Copy out the rows from the line with "forecast-datetime: Sonntag, 19.10.2025" up to and including the line with "city-label: Pieve di", keeping each line unchanged.

RECORDS SUPPLIED:
--- start ---
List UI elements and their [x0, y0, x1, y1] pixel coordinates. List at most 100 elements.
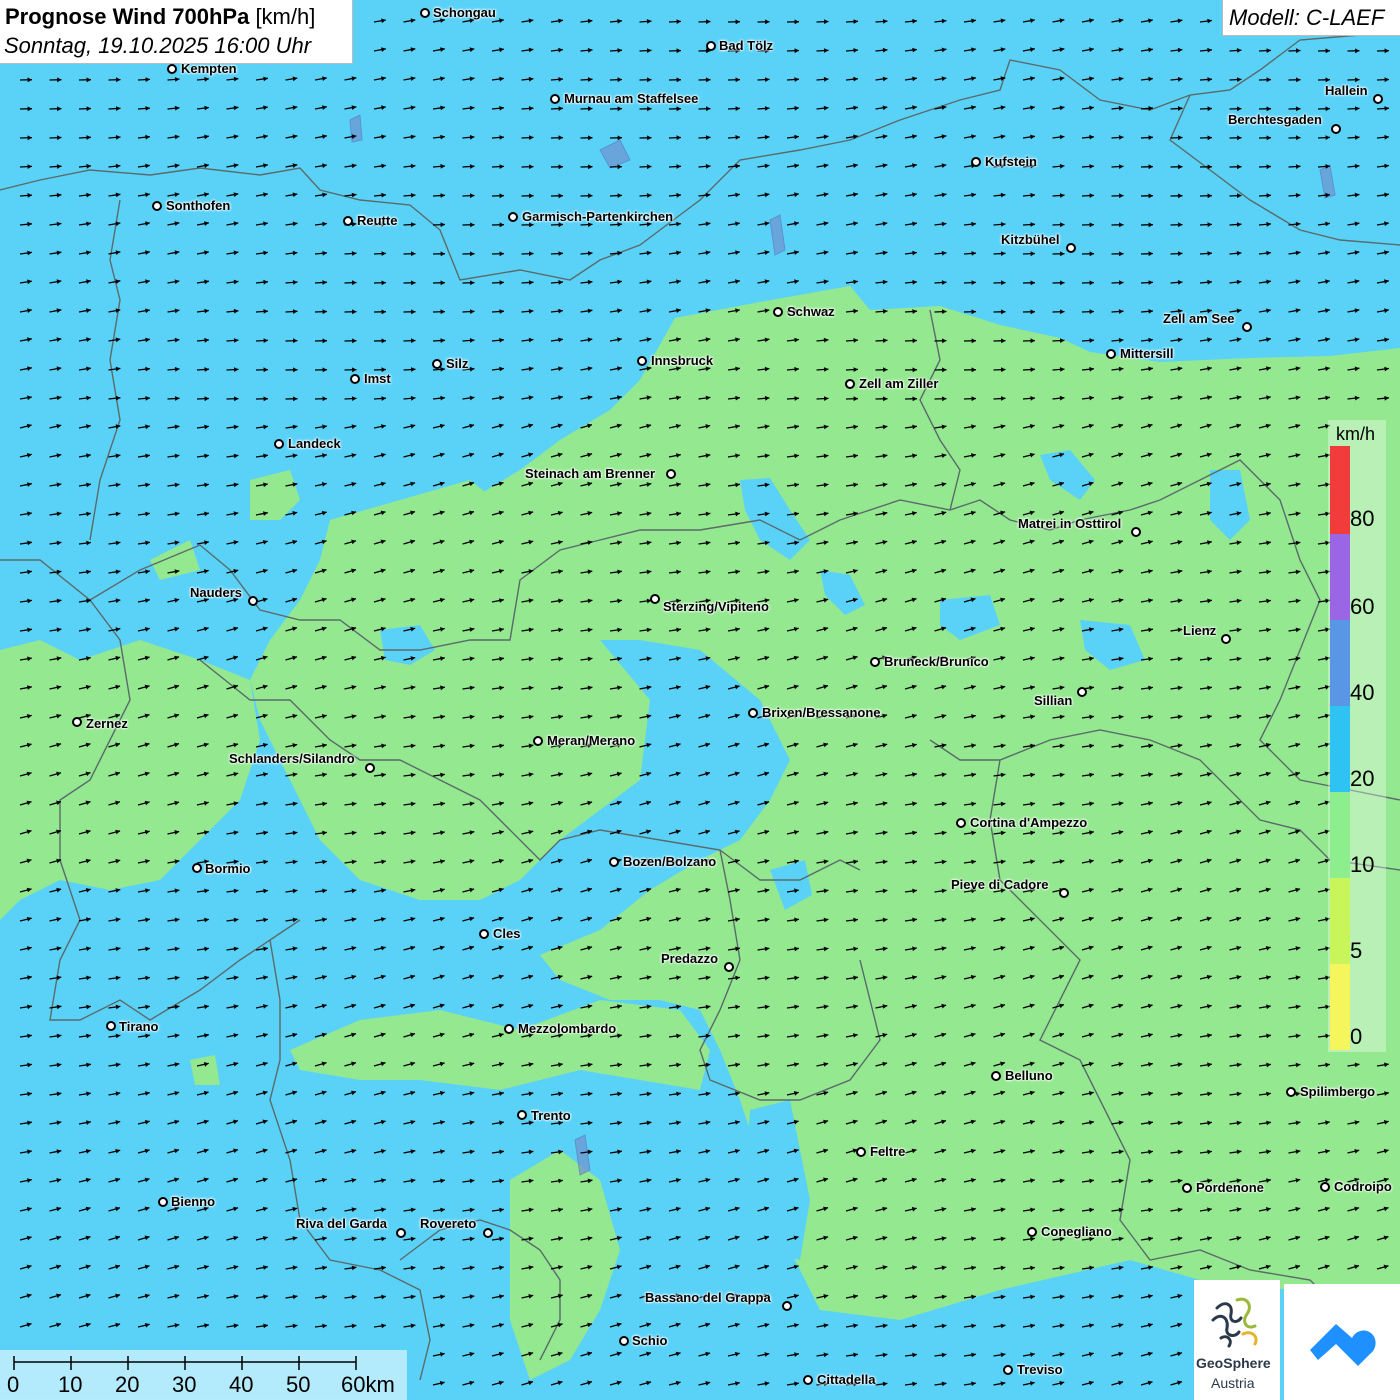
forecast-datetime: Sonntag, 19.10.2025 16:00 Uhr [4, 33, 312, 58]
city-label: Silz [446, 356, 469, 371]
city-marker [343, 216, 353, 226]
city-label: Matrei in Osttirol [1018, 516, 1122, 531]
city-marker [650, 594, 660, 604]
city-label: Garmisch-Partenkirchen [522, 209, 674, 224]
city-label: Kitzbühel [1001, 232, 1060, 247]
legend-label: 10 [1350, 852, 1375, 877]
city-marker [432, 359, 442, 369]
city-marker [748, 708, 758, 718]
city-marker [856, 1147, 866, 1157]
city-label: Pieve di Cadore [951, 877, 1049, 892]
city-label: Mezzolombardo [518, 1021, 617, 1036]
city-label: Bienno [171, 1194, 216, 1209]
city-label: Sterzing/Vipiteno [663, 599, 769, 614]
geosphere-logo-icon [1211, 1297, 1258, 1348]
city-marker [1331, 124, 1341, 134]
city-marker [550, 94, 560, 104]
scale-label: 60km [341, 1372, 395, 1397]
city-label: Cortina d'Ampezzo [970, 815, 1088, 830]
title-box: Prognose Wind 700hPa [km/h] Sonntag, 19.… [0, 0, 353, 64]
map-title: Prognose Wind 700hPa [km/h] [5, 4, 316, 29]
city-label: Schongau [433, 5, 496, 20]
city-marker [158, 1197, 168, 1207]
legend-swatch-0-5 [1330, 964, 1350, 1050]
city-marker [248, 596, 258, 606]
legend-swatch-20-40 [1330, 706, 1350, 792]
city-label: Codroipo [1334, 1179, 1392, 1194]
model-label: Modell: C-LAEF [1229, 5, 1385, 30]
city-marker [1003, 1365, 1013, 1375]
city-label: Conegliano [1041, 1224, 1112, 1239]
city-marker [609, 857, 619, 867]
legend-label: 0 [1350, 1024, 1363, 1049]
city-label: Bormio [205, 861, 251, 876]
legend-label: 40 [1350, 680, 1375, 705]
scale-label: 20 [115, 1372, 140, 1397]
city-label: Trento [531, 1108, 571, 1123]
city-label: Schio [632, 1333, 668, 1348]
city-marker [192, 863, 202, 873]
city-marker [274, 439, 284, 449]
city-marker [1221, 634, 1231, 644]
city-marker [1066, 243, 1076, 253]
city-label: Mittersill [1120, 346, 1174, 361]
city-marker [72, 717, 82, 727]
city-marker [724, 962, 734, 972]
legend-swatch-60-80 [1330, 534, 1350, 620]
city-label: Brixen/Bressanone [762, 705, 881, 720]
city-label: Lienz [1183, 623, 1217, 638]
legend-swatch-80-plus [1330, 446, 1350, 534]
city-marker [1059, 888, 1069, 898]
city-label: Feltre [870, 1144, 906, 1159]
city-marker [1106, 349, 1116, 359]
city-label: Reutte [357, 213, 398, 228]
city-label: Steinach am Brenner [525, 466, 656, 481]
city-label: Pordenone [1196, 1180, 1264, 1195]
city-marker [1077, 687, 1087, 697]
city-marker [706, 41, 716, 51]
legend-swatch-5-10 [1330, 878, 1350, 964]
legend-unit: km/h [1336, 424, 1376, 444]
city-marker [152, 201, 162, 211]
city-marker [1286, 1087, 1296, 1097]
scale-label: 10 [58, 1372, 83, 1397]
city-label: Riva del Garda [296, 1216, 388, 1231]
city-marker [803, 1375, 813, 1385]
city-label: Berchtesgaden [1228, 112, 1322, 127]
city-marker [420, 8, 430, 18]
city-marker [167, 64, 177, 74]
legend-label: 20 [1350, 766, 1375, 791]
city-label: Treviso [1017, 1362, 1063, 1377]
city-label: Zell am See [1163, 311, 1235, 326]
city-marker [396, 1228, 406, 1238]
city-label: Bruneck/Brunico [884, 654, 989, 669]
city-label: Innsbruck [651, 353, 714, 368]
city-label: Murnau am Staffelsee [564, 91, 699, 106]
city-label: Rovereto [420, 1216, 477, 1231]
scale-label: 30 [172, 1372, 197, 1397]
city-label: Meran/Merano [547, 733, 636, 748]
city-label: Schlanders/Silandro [229, 751, 355, 766]
city-marker [1242, 322, 1252, 332]
city-marker [1027, 1227, 1037, 1237]
legend-label: 5 [1350, 938, 1363, 963]
map-title-unit: [km/h] [255, 4, 316, 29]
legend-swatch-10-20 [1330, 792, 1350, 878]
city-marker [1373, 94, 1383, 104]
city-label: Cles [493, 926, 521, 941]
city-marker [504, 1024, 514, 1034]
city-marker [991, 1071, 1001, 1081]
geosphere-logo-text: GeoSphere [1196, 1355, 1271, 1371]
city-label: Zernez [86, 716, 128, 731]
city-label: Hallein [1325, 83, 1368, 98]
city-marker [845, 379, 855, 389]
city-label: Zell am Ziller [859, 376, 939, 391]
city-label: Landeck [288, 436, 341, 451]
city-label: Sillian [1034, 693, 1073, 708]
scale-label: 0 [7, 1372, 20, 1397]
legend-label: 60 [1350, 594, 1375, 619]
city-marker [350, 374, 360, 384]
city-label: Kempten [181, 61, 237, 76]
city-marker [533, 736, 543, 746]
geosphere-logo-subtext: Austria [1211, 1375, 1255, 1391]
--- end ---
EXERCISE ANSWER:
forecast-datetime: Sonntag, 19.10.2025 16:00 Uhr [4, 33, 312, 58]
city-label: Silz [446, 356, 469, 371]
city-marker [343, 216, 353, 226]
city-label: Matrei in Osttirol [1018, 516, 1122, 531]
city-marker [650, 594, 660, 604]
city-label: Garmisch-Partenkirchen [522, 209, 674, 224]
city-label: Kitzbühel [1001, 232, 1060, 247]
legend-label: 10 [1350, 852, 1375, 877]
city-marker [432, 359, 442, 369]
city-marker [748, 708, 758, 718]
city-marker [856, 1147, 866, 1157]
city-label: Pieve di Cadore [951, 877, 1049, 892]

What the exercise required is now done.